--- START OF INPUT ROWS ---

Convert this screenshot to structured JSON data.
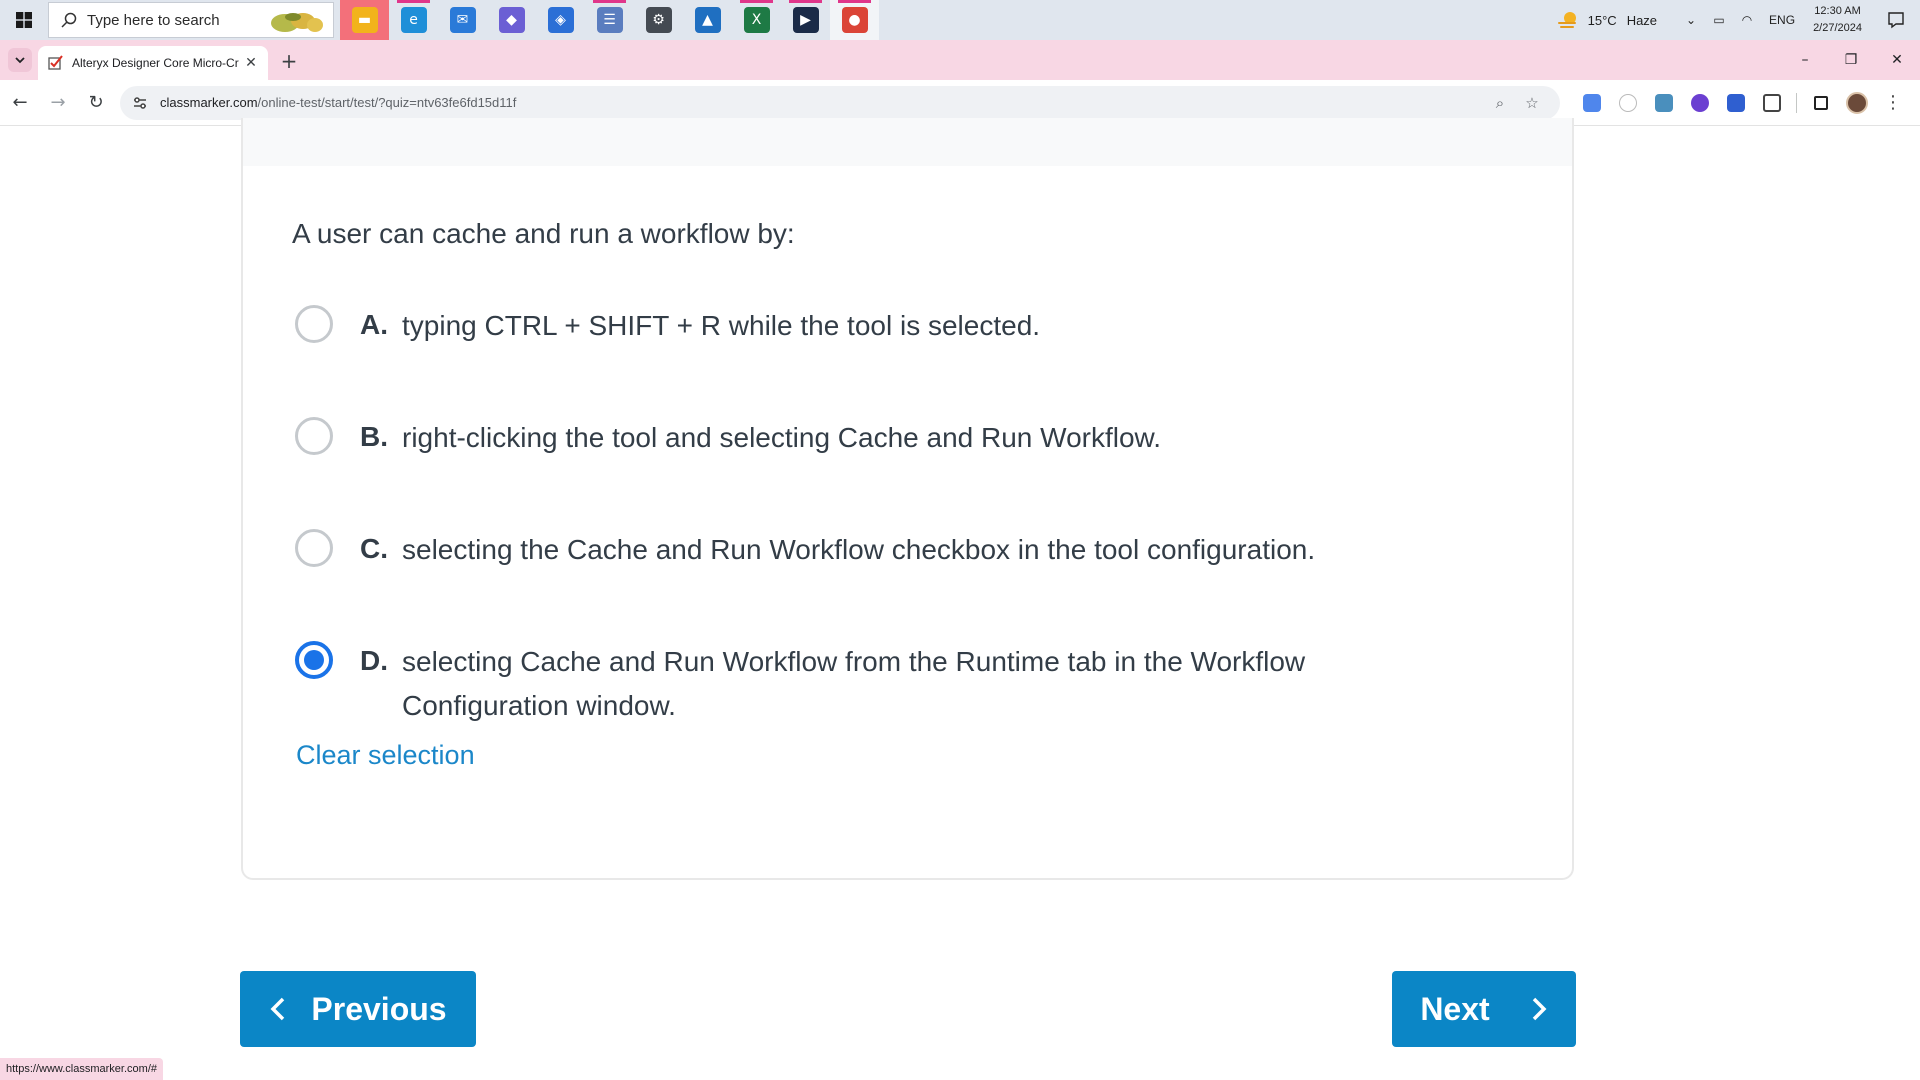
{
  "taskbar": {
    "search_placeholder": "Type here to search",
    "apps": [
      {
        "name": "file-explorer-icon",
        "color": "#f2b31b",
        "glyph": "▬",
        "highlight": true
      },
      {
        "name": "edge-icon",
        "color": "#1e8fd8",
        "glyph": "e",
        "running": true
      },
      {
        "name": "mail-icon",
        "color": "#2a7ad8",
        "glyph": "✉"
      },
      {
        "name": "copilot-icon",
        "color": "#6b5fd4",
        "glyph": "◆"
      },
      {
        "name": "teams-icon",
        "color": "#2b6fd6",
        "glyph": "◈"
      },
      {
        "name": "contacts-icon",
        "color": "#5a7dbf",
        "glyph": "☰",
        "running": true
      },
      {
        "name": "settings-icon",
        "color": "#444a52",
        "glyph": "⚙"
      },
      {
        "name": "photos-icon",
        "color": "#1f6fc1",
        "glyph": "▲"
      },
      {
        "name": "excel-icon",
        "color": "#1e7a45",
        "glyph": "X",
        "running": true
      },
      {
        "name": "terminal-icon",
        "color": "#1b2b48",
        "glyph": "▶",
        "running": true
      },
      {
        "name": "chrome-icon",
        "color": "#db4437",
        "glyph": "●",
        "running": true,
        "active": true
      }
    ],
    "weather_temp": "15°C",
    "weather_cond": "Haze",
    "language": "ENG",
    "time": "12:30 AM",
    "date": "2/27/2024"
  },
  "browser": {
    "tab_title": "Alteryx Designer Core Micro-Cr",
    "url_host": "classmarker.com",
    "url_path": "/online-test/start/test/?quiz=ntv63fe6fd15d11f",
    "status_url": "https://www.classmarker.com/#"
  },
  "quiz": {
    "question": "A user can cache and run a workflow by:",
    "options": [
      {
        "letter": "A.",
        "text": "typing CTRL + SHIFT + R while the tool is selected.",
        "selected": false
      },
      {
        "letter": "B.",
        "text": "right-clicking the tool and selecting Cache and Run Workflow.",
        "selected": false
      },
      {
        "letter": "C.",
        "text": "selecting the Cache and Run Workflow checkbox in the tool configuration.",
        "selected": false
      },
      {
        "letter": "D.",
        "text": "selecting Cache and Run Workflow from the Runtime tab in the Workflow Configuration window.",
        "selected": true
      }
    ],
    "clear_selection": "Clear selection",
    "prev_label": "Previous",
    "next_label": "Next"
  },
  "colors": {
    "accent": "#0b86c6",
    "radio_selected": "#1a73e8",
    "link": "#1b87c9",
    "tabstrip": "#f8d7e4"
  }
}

--- END OF INPUT ROWS ---

- _CHALLENGE_: Select and copy every line from the records that includes the word "glyph".

- _ANSWER TO THIS TASK_:
        "glyph": "▬",
        "glyph": "e",
        "glyph": "✉"
        "glyph": "◆"
        "glyph": "◈"
        "glyph": "☰",
        "glyph": "⚙"
        "glyph": "▲"
        "glyph": "X",
        "glyph": "▶",
        "glyph": "●",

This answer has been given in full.